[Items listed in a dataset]
■ ■ ■ ■ ■ ■ ■

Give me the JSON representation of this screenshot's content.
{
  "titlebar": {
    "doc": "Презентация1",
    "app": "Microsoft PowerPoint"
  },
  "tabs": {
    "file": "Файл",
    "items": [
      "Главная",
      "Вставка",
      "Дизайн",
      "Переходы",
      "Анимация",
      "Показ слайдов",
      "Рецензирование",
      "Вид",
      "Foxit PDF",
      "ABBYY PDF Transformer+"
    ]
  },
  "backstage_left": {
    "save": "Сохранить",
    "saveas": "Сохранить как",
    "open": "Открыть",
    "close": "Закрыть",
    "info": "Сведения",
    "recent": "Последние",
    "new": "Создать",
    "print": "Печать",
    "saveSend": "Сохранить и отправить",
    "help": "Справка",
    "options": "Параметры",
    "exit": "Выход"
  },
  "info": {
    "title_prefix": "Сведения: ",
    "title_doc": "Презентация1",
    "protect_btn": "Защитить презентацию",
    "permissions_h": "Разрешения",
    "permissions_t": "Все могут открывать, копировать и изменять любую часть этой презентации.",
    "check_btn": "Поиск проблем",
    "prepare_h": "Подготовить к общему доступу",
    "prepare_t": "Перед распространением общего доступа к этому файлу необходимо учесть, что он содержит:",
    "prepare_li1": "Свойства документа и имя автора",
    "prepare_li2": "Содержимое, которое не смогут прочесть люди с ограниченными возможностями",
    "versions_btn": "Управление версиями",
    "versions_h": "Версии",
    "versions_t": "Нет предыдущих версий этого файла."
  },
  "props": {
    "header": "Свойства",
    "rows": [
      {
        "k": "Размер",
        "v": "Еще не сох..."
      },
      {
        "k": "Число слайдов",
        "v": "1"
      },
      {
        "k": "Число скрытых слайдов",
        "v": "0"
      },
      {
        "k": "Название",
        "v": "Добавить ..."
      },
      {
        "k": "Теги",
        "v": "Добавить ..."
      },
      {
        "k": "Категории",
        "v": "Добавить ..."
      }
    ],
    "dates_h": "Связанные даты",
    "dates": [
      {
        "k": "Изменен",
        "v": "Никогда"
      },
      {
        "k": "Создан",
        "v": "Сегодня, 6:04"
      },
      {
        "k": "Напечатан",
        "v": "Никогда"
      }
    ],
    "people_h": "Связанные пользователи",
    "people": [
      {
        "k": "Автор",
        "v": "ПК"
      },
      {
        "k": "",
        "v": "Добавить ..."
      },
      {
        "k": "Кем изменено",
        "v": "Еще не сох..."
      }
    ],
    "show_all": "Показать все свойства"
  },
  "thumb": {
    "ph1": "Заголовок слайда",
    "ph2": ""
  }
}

■ ■ ■ ■ ■ ■ ■

## Set task
Which lines include "Сохранить"? Copy each of them out.

## Completed task
    "save": "Сохранить",
    "saveas": "Сохранить как",
    "saveSend": "Сохранить и отправить",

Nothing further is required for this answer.